- Exercise prompt
Gather up the lines that contain "JSON".

- The records
#####

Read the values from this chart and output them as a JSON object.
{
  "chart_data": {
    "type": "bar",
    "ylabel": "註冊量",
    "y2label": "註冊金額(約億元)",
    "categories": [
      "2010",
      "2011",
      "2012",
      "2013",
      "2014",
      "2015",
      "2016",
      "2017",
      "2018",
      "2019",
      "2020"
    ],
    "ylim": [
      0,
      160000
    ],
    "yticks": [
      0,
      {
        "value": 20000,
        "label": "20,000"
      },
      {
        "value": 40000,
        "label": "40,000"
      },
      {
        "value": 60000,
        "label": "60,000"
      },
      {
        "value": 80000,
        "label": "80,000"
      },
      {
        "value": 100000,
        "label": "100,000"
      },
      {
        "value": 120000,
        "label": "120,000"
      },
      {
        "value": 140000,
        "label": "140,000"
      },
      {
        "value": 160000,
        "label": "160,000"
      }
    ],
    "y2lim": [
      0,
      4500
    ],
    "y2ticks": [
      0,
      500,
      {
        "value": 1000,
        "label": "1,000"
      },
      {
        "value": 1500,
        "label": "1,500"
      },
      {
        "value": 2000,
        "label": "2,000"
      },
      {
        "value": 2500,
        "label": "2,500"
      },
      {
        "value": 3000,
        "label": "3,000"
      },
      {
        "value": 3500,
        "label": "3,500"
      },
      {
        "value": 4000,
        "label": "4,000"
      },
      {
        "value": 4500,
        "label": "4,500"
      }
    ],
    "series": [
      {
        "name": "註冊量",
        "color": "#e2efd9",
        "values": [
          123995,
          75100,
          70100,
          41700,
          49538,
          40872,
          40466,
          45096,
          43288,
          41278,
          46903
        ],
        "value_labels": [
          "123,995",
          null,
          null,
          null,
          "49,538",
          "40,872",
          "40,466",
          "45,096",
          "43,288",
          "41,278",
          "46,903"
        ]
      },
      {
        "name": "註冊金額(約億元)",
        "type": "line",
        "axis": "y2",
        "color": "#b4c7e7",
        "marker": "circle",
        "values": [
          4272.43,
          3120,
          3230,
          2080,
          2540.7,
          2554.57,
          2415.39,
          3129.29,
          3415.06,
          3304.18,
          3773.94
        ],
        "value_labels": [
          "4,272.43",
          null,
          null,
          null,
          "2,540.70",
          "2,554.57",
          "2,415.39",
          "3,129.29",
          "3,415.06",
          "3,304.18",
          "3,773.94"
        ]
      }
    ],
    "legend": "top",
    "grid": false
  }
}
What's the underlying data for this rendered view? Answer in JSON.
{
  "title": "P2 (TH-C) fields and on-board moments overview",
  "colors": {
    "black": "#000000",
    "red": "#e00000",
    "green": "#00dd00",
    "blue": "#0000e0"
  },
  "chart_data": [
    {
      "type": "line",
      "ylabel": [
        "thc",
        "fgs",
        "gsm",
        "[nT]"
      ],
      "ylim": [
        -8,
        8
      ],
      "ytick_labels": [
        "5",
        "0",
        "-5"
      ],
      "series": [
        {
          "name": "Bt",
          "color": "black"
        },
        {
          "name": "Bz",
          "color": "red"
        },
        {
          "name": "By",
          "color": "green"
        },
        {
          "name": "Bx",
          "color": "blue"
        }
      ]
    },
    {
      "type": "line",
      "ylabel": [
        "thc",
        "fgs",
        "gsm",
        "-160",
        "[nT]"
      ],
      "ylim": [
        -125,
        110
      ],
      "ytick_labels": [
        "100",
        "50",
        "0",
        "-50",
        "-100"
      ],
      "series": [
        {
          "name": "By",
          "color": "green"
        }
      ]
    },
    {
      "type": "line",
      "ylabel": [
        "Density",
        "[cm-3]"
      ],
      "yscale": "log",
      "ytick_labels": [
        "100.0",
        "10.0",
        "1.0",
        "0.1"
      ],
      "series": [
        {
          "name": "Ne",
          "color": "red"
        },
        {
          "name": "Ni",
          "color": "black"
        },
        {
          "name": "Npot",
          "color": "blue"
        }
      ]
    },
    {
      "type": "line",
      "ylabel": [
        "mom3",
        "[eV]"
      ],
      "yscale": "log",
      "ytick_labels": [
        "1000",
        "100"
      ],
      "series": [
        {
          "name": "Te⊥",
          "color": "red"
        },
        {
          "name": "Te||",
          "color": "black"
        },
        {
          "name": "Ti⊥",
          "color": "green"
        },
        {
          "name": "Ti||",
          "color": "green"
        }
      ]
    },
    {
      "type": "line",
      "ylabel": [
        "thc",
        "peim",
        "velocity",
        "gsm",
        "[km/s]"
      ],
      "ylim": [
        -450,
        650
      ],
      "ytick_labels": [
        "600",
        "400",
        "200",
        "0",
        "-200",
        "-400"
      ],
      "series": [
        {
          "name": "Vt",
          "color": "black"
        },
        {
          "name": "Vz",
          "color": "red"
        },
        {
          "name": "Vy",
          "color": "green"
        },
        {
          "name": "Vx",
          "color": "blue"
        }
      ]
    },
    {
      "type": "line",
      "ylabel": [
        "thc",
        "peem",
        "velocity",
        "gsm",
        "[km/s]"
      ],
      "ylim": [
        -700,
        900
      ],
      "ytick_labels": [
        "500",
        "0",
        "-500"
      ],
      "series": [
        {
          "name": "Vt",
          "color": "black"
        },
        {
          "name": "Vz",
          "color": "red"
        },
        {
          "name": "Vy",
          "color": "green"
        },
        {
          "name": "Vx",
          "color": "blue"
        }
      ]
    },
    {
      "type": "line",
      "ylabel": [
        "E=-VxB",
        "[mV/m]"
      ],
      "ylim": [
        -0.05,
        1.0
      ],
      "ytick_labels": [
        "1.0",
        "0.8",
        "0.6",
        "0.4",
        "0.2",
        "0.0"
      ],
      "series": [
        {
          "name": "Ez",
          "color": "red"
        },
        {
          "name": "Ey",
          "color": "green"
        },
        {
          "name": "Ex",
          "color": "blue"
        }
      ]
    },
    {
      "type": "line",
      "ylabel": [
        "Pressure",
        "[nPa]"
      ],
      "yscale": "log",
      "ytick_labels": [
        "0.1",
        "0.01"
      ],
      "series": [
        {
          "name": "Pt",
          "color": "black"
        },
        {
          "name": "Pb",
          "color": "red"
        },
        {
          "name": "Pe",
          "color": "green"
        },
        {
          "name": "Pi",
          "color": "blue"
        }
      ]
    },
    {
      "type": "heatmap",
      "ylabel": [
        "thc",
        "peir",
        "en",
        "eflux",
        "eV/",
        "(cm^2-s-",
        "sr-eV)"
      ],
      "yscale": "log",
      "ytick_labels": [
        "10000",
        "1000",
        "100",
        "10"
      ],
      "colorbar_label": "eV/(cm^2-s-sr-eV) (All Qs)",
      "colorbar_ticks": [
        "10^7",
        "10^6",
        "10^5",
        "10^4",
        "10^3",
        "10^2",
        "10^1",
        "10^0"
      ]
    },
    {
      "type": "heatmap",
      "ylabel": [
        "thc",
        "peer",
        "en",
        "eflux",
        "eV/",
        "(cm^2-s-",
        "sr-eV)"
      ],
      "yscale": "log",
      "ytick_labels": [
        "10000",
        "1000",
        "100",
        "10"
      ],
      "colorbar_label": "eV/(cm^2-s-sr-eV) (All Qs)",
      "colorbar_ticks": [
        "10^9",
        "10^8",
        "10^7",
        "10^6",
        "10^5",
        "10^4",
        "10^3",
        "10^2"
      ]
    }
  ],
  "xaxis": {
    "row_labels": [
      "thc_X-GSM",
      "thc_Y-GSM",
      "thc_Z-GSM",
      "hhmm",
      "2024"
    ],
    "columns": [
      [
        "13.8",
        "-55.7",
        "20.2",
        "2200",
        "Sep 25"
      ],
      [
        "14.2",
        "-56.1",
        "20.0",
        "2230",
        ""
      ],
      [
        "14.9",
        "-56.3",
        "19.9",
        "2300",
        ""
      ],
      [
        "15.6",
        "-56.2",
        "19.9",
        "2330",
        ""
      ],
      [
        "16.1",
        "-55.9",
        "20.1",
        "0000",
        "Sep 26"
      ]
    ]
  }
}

#####

- Finished exercise
Read the values from this chart and output them as a JSON object.
What's the underlying data for this rendered view? Answer in JSON.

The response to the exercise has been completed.